▶ **Stored data entries**:
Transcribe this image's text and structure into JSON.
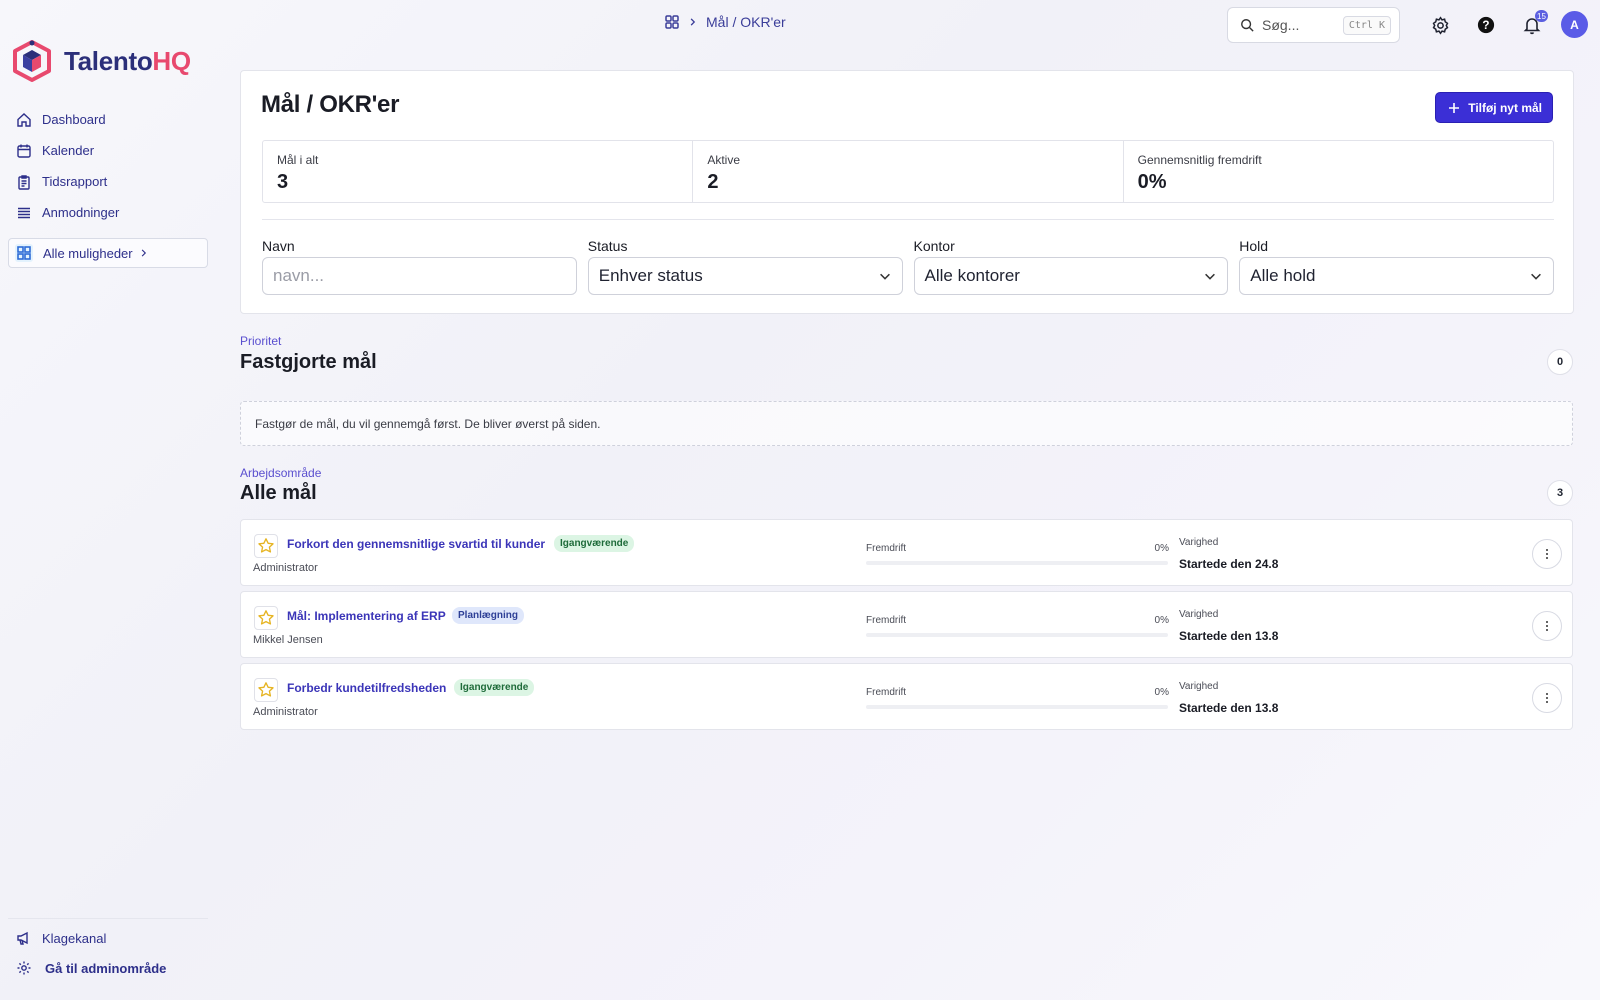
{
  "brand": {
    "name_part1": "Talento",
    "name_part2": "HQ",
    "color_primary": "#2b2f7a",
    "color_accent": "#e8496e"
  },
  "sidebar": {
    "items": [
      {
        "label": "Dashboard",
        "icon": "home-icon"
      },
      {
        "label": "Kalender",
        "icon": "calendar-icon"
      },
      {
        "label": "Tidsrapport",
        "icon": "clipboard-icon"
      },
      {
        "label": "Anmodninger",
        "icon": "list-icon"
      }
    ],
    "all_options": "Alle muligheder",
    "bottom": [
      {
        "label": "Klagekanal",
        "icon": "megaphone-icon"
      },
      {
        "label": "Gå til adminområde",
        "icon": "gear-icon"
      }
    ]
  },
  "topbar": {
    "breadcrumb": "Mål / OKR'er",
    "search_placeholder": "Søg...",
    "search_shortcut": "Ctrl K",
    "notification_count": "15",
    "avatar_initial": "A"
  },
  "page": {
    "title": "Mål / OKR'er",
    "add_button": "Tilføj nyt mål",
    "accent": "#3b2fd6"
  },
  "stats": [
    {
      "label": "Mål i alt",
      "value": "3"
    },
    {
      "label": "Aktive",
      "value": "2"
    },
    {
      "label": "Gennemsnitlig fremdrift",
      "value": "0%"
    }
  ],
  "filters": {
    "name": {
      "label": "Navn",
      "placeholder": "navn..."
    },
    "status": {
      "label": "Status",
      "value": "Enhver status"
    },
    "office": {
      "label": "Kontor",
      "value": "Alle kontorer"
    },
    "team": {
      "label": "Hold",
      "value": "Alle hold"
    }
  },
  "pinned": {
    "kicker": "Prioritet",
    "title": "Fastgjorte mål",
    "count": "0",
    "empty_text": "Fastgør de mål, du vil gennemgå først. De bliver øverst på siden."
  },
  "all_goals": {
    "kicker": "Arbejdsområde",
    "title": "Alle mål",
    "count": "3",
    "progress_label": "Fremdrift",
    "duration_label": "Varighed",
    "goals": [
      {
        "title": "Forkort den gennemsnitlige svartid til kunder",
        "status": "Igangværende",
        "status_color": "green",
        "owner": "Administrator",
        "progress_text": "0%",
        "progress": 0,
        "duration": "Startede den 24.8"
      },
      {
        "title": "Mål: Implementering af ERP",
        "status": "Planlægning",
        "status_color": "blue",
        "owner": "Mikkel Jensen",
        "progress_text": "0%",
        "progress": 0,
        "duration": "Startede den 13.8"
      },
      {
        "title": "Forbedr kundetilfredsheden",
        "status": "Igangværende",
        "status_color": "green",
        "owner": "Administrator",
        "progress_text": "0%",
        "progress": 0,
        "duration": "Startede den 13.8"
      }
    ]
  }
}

▶ **Exercise details**: Write out the full listing verbatim, excluding its pictures.

▶ **Result**:
Transcribe this image's text and structure into JSON.
{
  "brand": {
    "name_part1": "Talento",
    "name_part2": "HQ",
    "color_primary": "#2b2f7a",
    "color_accent": "#e8496e"
  },
  "sidebar": {
    "items": [
      {
        "label": "Dashboard",
        "icon": "home-icon"
      },
      {
        "label": "Kalender",
        "icon": "calendar-icon"
      },
      {
        "label": "Tidsrapport",
        "icon": "clipboard-icon"
      },
      {
        "label": "Anmodninger",
        "icon": "list-icon"
      }
    ],
    "all_options": "Alle muligheder",
    "bottom": [
      {
        "label": "Klagekanal",
        "icon": "megaphone-icon"
      },
      {
        "label": "Gå til adminområde",
        "icon": "gear-icon"
      }
    ]
  },
  "topbar": {
    "breadcrumb": "Mål / OKR'er",
    "search_placeholder": "Søg...",
    "search_shortcut": "Ctrl K",
    "notification_count": "15",
    "avatar_initial": "A"
  },
  "page": {
    "title": "Mål / OKR'er",
    "add_button": "Tilføj nyt mål",
    "accent": "#3b2fd6"
  },
  "stats": [
    {
      "label": "Mål i alt",
      "value": "3"
    },
    {
      "label": "Aktive",
      "value": "2"
    },
    {
      "label": "Gennemsnitlig fremdrift",
      "value": "0%"
    }
  ],
  "filters": {
    "name": {
      "label": "Navn",
      "placeholder": "navn..."
    },
    "status": {
      "label": "Status",
      "value": "Enhver status"
    },
    "office": {
      "label": "Kontor",
      "value": "Alle kontorer"
    },
    "team": {
      "label": "Hold",
      "value": "Alle hold"
    }
  },
  "pinned": {
    "kicker": "Prioritet",
    "title": "Fastgjorte mål",
    "count": "0",
    "empty_text": "Fastgør de mål, du vil gennemgå først. De bliver øverst på siden."
  },
  "all_goals": {
    "kicker": "Arbejdsområde",
    "title": "Alle mål",
    "count": "3",
    "progress_label": "Fremdrift",
    "duration_label": "Varighed",
    "goals": [
      {
        "title": "Forkort den gennemsnitlige svartid til kunder",
        "status": "Igangværende",
        "status_color": "green",
        "owner": "Administrator",
        "progress_text": "0%",
        "progress": 0,
        "duration": "Startede den 24.8"
      },
      {
        "title": "Mål: Implementering af ERP",
        "status": "Planlægning",
        "status_color": "blue",
        "owner": "Mikkel Jensen",
        "progress_text": "0%",
        "progress": 0,
        "duration": "Startede den 13.8"
      },
      {
        "title": "Forbedr kundetilfredsheden",
        "status": "Igangværende",
        "status_color": "green",
        "owner": "Administrator",
        "progress_text": "0%",
        "progress": 0,
        "duration": "Startede den 13.8"
      }
    ]
  }
}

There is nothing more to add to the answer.